═════ MATERIAL FOR THIS TASK
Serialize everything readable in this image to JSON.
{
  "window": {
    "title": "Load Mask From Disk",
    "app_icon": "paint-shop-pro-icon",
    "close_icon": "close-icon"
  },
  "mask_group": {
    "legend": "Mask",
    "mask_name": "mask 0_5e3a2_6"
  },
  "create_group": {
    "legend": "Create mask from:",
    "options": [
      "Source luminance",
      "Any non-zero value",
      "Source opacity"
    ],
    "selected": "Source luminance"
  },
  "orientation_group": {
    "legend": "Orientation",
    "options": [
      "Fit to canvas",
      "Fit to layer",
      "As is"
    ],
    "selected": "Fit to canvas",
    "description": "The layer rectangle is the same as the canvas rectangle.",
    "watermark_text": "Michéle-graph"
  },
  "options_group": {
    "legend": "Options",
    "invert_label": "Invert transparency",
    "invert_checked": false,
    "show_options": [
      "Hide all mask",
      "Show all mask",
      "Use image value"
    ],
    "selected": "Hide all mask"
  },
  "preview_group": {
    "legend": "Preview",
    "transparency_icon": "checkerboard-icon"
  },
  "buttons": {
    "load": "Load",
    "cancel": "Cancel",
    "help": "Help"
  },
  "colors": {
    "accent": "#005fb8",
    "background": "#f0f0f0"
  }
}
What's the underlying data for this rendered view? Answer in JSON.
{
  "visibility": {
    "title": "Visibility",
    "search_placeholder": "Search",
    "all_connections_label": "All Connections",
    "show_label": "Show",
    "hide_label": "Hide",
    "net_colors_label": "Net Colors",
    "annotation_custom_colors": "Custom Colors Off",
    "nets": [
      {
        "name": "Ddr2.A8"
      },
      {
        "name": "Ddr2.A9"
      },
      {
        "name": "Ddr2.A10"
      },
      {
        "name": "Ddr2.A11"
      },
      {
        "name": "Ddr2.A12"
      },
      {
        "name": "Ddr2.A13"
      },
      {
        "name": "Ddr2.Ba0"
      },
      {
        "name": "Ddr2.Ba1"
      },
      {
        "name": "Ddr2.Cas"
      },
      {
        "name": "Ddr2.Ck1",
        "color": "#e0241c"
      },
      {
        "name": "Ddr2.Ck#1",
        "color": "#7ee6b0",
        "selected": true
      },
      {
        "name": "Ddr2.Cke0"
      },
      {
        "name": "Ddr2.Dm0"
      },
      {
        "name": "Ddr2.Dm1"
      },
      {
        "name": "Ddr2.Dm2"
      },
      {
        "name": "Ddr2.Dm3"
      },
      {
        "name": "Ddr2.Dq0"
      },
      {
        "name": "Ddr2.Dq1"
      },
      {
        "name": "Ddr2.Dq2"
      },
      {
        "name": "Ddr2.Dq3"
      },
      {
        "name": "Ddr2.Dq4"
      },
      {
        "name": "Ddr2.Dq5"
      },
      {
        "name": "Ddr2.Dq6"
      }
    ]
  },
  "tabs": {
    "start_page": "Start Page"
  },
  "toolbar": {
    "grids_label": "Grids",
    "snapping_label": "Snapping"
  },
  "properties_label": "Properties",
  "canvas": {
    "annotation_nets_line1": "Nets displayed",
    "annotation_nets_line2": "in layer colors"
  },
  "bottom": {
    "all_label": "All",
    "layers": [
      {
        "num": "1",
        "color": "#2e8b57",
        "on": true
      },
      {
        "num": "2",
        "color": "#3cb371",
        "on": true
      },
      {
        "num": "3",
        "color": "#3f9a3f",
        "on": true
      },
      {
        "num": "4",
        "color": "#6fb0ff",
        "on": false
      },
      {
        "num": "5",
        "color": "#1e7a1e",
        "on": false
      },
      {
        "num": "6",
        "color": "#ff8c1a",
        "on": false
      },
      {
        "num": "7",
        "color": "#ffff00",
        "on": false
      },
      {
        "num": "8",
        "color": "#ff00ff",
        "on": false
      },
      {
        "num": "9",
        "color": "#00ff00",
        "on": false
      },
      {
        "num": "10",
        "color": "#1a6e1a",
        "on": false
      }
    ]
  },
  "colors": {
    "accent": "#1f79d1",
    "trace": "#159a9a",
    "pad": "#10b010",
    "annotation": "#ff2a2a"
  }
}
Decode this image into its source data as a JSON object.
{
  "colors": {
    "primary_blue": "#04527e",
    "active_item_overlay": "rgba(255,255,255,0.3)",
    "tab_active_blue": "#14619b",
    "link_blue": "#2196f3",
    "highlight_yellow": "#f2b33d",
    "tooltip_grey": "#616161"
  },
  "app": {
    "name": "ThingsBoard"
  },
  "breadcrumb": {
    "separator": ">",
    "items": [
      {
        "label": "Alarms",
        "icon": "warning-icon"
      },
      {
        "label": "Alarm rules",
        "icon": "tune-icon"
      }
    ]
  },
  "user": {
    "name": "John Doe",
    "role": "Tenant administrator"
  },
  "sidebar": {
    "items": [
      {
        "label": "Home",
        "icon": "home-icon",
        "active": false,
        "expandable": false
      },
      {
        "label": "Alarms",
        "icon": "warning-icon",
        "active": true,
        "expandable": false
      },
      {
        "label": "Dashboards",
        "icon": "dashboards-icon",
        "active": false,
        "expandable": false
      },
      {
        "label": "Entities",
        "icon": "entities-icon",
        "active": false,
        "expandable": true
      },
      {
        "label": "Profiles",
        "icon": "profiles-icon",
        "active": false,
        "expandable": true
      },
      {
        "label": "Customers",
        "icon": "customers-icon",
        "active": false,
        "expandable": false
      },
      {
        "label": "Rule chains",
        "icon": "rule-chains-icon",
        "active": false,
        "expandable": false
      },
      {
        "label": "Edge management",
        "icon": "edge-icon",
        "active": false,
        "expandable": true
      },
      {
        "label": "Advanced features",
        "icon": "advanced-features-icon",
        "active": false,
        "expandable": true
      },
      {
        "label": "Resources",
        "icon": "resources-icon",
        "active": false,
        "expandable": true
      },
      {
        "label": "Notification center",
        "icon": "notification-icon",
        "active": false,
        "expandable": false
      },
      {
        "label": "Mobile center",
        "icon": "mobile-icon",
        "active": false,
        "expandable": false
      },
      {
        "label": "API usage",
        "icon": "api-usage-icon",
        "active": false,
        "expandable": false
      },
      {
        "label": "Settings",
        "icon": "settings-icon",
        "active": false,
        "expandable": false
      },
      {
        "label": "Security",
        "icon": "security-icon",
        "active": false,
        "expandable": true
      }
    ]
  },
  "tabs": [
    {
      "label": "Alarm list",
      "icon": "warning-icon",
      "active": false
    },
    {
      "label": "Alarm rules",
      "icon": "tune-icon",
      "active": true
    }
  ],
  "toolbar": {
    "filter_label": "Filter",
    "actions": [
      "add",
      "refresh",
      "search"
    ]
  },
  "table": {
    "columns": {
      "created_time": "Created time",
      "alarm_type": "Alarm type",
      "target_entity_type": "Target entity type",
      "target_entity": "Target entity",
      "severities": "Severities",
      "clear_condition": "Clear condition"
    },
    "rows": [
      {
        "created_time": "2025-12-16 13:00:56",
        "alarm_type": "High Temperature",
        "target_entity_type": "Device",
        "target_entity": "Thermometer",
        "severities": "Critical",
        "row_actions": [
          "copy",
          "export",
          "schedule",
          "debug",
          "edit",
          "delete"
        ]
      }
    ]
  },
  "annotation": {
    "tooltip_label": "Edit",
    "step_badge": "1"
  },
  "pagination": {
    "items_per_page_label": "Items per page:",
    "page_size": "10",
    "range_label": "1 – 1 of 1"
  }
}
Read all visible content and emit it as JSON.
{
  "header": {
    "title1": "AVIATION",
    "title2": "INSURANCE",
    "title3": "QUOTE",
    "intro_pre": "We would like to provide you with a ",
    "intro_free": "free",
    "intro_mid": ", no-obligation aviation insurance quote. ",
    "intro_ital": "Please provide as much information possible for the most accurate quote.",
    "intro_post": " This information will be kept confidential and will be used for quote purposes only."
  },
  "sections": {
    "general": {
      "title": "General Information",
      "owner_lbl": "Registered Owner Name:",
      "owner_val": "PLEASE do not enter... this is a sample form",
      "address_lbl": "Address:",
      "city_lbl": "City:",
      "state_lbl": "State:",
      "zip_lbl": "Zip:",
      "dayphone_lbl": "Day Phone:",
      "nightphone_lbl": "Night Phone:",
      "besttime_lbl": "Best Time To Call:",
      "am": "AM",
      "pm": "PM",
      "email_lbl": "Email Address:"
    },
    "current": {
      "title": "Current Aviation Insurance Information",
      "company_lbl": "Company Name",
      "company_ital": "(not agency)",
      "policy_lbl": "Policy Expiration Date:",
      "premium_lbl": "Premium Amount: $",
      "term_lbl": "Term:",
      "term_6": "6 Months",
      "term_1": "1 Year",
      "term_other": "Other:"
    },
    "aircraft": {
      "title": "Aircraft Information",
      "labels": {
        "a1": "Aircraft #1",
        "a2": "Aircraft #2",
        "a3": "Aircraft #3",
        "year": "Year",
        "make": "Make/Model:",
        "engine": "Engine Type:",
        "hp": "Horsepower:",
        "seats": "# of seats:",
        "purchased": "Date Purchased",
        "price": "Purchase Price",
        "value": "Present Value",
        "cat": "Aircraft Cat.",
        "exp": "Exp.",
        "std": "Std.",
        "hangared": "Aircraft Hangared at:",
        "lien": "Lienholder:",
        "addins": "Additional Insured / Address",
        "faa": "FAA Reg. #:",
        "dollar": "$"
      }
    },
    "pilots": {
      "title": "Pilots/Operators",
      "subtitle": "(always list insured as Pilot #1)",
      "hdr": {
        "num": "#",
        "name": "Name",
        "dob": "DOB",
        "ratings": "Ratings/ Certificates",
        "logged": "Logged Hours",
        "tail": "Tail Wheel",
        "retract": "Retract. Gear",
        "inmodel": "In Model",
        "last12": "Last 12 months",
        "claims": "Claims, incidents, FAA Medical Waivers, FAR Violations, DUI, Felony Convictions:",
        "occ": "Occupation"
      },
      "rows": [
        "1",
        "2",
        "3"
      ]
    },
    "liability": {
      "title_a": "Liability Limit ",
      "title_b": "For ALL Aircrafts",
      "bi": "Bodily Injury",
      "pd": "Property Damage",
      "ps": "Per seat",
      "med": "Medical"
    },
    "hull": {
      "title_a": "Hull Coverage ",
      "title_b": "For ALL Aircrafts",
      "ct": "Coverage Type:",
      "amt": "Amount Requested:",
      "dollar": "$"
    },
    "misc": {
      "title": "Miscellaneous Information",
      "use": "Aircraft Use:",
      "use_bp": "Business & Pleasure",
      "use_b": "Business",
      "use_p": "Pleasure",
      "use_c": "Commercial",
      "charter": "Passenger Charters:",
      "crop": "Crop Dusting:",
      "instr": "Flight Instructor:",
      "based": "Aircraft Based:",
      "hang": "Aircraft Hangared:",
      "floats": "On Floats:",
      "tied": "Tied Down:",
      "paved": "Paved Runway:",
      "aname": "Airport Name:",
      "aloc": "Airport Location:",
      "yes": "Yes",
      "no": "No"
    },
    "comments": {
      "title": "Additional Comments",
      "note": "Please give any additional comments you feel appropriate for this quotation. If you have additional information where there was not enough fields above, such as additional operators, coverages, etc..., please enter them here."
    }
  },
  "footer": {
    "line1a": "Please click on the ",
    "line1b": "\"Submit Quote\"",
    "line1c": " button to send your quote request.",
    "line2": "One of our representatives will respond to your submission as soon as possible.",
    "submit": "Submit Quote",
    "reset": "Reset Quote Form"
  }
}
══════════
Collect each line holding the string "Hide".

RESULT BELOW>
      "Hide all mask",
    "selected": "Hide all mask"
    "hide_label": "Hide",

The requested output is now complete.